## [Directions]
• a. From the Databricks migration thread, list every key=value setting that follows a semicolon in the JDBC connection URL.
• b. Please carry the Databricks migration thread forward from its final line.

0

Is there an easy way to load data from Azure Databricks Spark DB to GCP Databricks Spark DB?

user3402692
  • 47
  • 1
  • 4

1 Answers1

0
  1. Obtain JDBC details from Azure instance and use them in GCP to pull data just as from any other JDBC source.
// This is run in GCP instance
some_table = spark.read
  .format("jdbc")
  .option("url", "jdbc:databricks://adb-xxxx.azuredatabricks.net:443/default;transportMode=http;ssl=1;httpPath=sql/xxxx;AuthMech=3;UID=token;PWD=xxxx")
  .option("dbtable", "some_table")
  .load()
  1. Assuming Azure data is stored in Blob/ADLSv2 storage, mount it in GCP instance's DBFS and read data directly.

Annotated element entries:
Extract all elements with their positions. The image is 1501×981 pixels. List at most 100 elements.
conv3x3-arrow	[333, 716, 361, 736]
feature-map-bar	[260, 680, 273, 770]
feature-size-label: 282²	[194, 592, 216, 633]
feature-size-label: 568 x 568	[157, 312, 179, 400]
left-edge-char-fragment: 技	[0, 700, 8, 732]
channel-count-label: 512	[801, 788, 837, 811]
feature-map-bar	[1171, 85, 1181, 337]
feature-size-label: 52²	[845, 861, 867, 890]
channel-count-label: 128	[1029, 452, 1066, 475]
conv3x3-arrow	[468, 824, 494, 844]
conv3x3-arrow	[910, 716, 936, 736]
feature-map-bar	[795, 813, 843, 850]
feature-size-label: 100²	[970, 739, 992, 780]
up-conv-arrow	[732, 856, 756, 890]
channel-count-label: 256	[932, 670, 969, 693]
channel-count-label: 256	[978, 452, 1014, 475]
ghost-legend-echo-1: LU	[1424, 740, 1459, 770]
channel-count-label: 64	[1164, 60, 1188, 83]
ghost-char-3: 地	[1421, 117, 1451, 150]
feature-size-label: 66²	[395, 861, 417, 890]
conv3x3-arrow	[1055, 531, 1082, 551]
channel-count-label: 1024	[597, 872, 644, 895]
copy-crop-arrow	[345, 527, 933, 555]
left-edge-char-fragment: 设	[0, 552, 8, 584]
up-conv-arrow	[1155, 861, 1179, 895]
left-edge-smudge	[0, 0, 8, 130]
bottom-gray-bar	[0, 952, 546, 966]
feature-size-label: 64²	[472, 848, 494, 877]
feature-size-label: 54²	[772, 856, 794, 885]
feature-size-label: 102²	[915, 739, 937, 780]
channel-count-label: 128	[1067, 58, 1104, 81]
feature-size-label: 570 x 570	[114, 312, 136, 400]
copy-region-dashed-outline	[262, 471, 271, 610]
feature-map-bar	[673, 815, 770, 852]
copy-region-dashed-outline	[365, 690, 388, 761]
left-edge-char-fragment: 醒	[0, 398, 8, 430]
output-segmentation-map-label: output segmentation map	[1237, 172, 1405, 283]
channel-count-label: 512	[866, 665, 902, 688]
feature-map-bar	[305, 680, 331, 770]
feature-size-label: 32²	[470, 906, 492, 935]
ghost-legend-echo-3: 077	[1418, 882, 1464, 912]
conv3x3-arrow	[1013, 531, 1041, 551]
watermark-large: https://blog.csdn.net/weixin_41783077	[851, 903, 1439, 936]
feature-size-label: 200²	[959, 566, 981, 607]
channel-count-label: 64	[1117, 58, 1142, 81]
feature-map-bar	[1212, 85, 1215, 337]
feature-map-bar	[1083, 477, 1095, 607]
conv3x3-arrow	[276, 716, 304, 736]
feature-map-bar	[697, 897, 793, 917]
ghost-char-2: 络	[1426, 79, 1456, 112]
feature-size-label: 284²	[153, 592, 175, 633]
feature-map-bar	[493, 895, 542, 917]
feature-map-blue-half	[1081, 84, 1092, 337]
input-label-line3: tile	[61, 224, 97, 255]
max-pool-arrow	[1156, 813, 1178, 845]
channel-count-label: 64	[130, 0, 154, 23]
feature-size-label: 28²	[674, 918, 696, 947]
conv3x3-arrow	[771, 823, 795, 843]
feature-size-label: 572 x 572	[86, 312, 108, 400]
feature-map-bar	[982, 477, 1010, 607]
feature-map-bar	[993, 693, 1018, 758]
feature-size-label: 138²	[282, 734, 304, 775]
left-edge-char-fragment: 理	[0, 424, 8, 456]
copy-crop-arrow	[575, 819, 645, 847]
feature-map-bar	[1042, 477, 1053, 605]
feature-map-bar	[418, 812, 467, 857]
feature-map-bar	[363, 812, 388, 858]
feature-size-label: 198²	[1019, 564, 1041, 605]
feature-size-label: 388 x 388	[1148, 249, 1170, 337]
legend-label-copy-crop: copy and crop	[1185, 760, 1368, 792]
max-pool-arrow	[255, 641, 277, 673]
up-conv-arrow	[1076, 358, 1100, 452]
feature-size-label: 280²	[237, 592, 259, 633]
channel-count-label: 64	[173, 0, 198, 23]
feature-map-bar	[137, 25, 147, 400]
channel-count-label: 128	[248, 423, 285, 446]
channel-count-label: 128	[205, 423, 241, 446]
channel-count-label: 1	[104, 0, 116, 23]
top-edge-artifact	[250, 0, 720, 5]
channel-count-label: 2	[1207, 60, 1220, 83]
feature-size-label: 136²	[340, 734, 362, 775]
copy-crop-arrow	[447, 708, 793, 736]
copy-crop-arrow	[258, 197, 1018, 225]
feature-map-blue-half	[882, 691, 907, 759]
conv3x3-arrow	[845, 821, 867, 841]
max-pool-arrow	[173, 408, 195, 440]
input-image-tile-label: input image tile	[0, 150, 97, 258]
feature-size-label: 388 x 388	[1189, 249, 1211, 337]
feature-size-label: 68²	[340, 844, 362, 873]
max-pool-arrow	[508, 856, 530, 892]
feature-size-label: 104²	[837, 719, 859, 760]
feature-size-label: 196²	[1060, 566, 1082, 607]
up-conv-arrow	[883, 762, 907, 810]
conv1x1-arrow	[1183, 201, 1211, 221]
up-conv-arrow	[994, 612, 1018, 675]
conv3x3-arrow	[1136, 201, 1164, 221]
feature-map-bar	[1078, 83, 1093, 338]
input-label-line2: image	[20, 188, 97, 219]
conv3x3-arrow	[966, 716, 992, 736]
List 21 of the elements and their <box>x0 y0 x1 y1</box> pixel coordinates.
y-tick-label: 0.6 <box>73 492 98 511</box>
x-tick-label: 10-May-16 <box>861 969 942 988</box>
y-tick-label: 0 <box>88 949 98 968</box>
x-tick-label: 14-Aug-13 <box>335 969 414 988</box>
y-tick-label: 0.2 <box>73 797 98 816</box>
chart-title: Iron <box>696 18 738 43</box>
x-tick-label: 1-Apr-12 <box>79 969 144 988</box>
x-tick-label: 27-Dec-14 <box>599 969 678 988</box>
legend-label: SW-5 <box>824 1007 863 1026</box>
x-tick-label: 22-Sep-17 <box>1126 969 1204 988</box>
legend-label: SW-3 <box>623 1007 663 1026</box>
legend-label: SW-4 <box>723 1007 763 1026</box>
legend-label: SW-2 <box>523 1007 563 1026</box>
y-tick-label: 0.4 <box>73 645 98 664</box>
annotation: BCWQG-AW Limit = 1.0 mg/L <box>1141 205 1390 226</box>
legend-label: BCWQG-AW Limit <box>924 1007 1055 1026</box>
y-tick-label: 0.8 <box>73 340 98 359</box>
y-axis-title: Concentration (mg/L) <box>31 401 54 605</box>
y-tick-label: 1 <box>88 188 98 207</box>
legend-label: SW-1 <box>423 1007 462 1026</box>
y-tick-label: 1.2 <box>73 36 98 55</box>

## [Outputs by task]
• a.
transportMode=http
ssl=1
httpPath=sql/xxxx
AuthMech=3
UID=token
PWD=xxxx

• b.
// This is run in GCP instance
// Assuming ADLSv2 on Azure side
val configs = Map(
  "fs.azure.account.auth.type" -> "OAuth",
  "fs.azure.account.oauth.provider.type" -> "org.apache.hadoop.fs.azurebfs.oauth2.ClientCredsTokenProvider",
  "fs.azure.account.oauth2.client.id" -> "<application-id>",
  "fs.azure.account.oauth2.client.secret" -> dbutils.secrets.get(scope="<scope-name>",key="<service-credential-key-name>"),
  "fs.azure.account.oauth2.client.endpoint" -> "https://login.microsoftonline.com/<directory-id>/oauth2/token")

dbutils.fs.mount(
  source = "abfss://<container-name>@<storage-account-name>.dfs.core.windows.net/",
  mountPoint = "/mnt/<mount-name>",
  extraConfigs = configs)

some_data = spark.read
  .format("delta")
  .load("/mnt/<mount_name>/<some_schema>/<some_table>")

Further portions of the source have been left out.